§ WHAT YOU HAVE TO DO:
Retype the data below line for line, without a single change, and leave the pictures out of your answer.

- - - - -

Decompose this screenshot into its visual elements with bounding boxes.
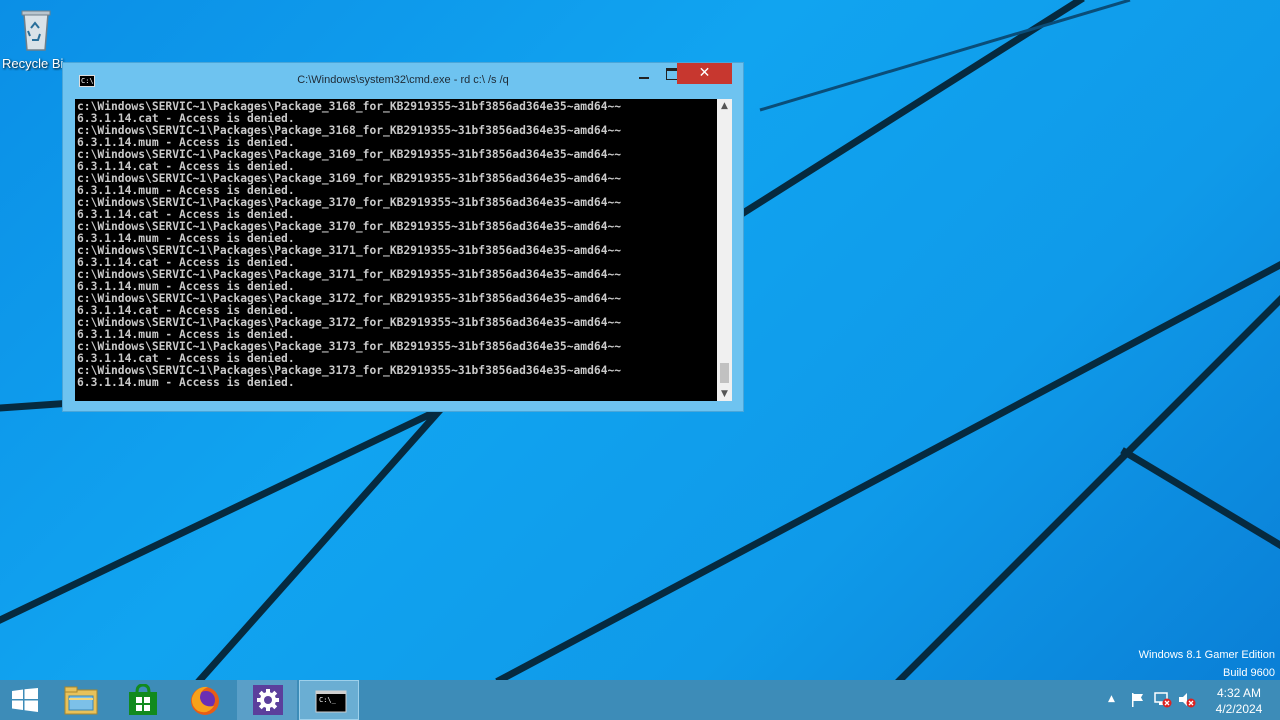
- taskbar-settings[interactable]: [237, 680, 297, 720]
- console-text: c:\Windows\SERVIC~1\Packages\Package_316…: [77, 100, 622, 389]
- action-center-flag-icon[interactable]: [1130, 692, 1146, 708]
- volume-muted-icon[interactable]: [1178, 692, 1196, 708]
- minimize-button[interactable]: [631, 65, 657, 85]
- firefox-icon: [191, 686, 219, 715]
- windows-logo-icon: [12, 688, 38, 712]
- system-tray: ▲ 4:32 AM 4/2/2024: [1100, 680, 1280, 720]
- scroll-down-arrow-icon[interactable]: ▼: [717, 387, 732, 401]
- console-output-area[interactable]: c:\Windows\SERVIC~1\Packages\Package_316…: [75, 99, 717, 401]
- store-bag-icon: [129, 684, 157, 715]
- recycle-bin-icon: [21, 10, 51, 51]
- vertical-scrollbar[interactable]: ▲ ▼: [717, 99, 732, 401]
- cmd-icon: C:\_: [315, 690, 347, 713]
- svg-text:C:\_: C:\_: [319, 696, 337, 704]
- cmd-window[interactable]: C:\ C:\Windows\system32\cmd.exe - rd c:\…: [62, 62, 744, 412]
- scroll-up-arrow-icon[interactable]: ▲: [717, 99, 732, 113]
- taskbar-firefox[interactable]: [174, 680, 234, 720]
- scroll-thumb[interactable]: [720, 363, 729, 383]
- folder-icon: [64, 686, 98, 715]
- build-text: Build 9600: [1223, 667, 1275, 679]
- clock-date: 4/2/2024: [1215, 702, 1263, 716]
- network-disconnected-icon[interactable]: [1154, 692, 1172, 708]
- clock[interactable]: 4:32 AM 4/2/2024: [1210, 685, 1268, 717]
- gear-icon: [253, 685, 283, 715]
- taskbar-command-prompt[interactable]: C:\_: [299, 680, 359, 720]
- clock-time: 4:32 AM: [1216, 686, 1262, 700]
- start-button[interactable]: [0, 680, 50, 720]
- show-hidden-icons-chevron-icon[interactable]: ▲: [1108, 694, 1115, 704]
- title-bar[interactable]: C:\ C:\Windows\system32\cmd.exe - rd c:\…: [63, 63, 743, 99]
- edition-text: Windows 8.1 Gamer Edition: [1138, 649, 1275, 661]
- taskbar-store[interactable]: [112, 680, 172, 720]
- close-button[interactable]: ✕: [677, 63, 732, 84]
- desktop: Recycle Bi C:\ C:\Windows\system32\cmd.e…: [0, 0, 1280, 680]
- taskbar: C:\_ ▲ 4:32 AM 4/2/2024: [0, 680, 1280, 720]
- os-watermark: Windows 8.1 Gamer Edition Build 9600: [1139, 646, 1275, 680]
- taskbar-file-explorer[interactable]: [50, 680, 110, 720]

- - - - -

§ ANSWER FOR THE TASK:
Decompose this screenshot into its visual elements with bounding boxes.
- taskbar-settings[interactable]: [237, 680, 297, 720]
- console-text: c:\Windows\SERVIC~1\Packages\Package_316…: [77, 100, 622, 389]
- action-center-flag-icon[interactable]: [1130, 692, 1146, 708]
- volume-muted-icon[interactable]: [1178, 692, 1196, 708]
- minimize-button[interactable]: [631, 65, 657, 85]
- firefox-icon: [191, 686, 219, 715]
- windows-logo-icon: [12, 688, 38, 712]
- system-tray: ▲ 4:32 AM 4/2/2024: [1100, 680, 1280, 720]
- scroll-down-arrow-icon[interactable]: ▼: [717, 387, 732, 401]
- console-output-area[interactable]: c:\Windows\SERVIC~1\Packages\Package_316…: [75, 99, 717, 401]
- store-bag-icon: [129, 684, 157, 715]
- recycle-bin-icon: [21, 10, 51, 51]
- vertical-scrollbar[interactable]: ▲ ▼: [717, 99, 732, 401]
- cmd-icon: C:\_: [315, 690, 347, 713]
- svg-text:C:\_: C:\_: [319, 696, 337, 704]
- cmd-window[interactable]: C:\ C:\Windows\system32\cmd.exe - rd c:\…: [62, 62, 744, 412]
- scroll-up-arrow-icon[interactable]: ▲: [717, 99, 732, 113]
- taskbar-firefox[interactable]: [174, 680, 234, 720]
- scroll-thumb[interactable]: [720, 363, 729, 383]
- folder-icon: [64, 686, 98, 715]
- build-text: Build 9600: [1223, 667, 1275, 679]
- clock-date: 4/2/2024: [1215, 702, 1263, 716]
- network-disconnected-icon[interactable]: [1154, 692, 1172, 708]
- clock[interactable]: 4:32 AM 4/2/2024: [1210, 685, 1268, 717]
- gear-icon: [253, 685, 283, 715]
- taskbar-command-prompt[interactable]: C:\_: [299, 680, 359, 720]
- clock-time: 4:32 AM: [1216, 686, 1262, 700]
- start-button[interactable]: [0, 680, 50, 720]
- show-hidden-icons-chevron-icon[interactable]: ▲: [1108, 694, 1115, 704]
- title-bar[interactable]: C:\ C:\Windows\system32\cmd.exe - rd c:\…: [63, 63, 743, 99]
- edition-text: Windows 8.1 Gamer Edition: [1138, 649, 1275, 661]
- taskbar-store[interactable]: [112, 680, 172, 720]
- close-button[interactable]: ✕: [677, 63, 732, 84]
- desktop: Recycle Bi C:\ C:\Windows\system32\cmd.e…: [0, 0, 1280, 680]
- taskbar: C:\_ ▲ 4:32 AM 4/2/2024: [0, 680, 1280, 720]
- os-watermark: Windows 8.1 Gamer Edition Build 9600: [1139, 646, 1275, 680]
- taskbar-file-explorer[interactable]: [50, 680, 110, 720]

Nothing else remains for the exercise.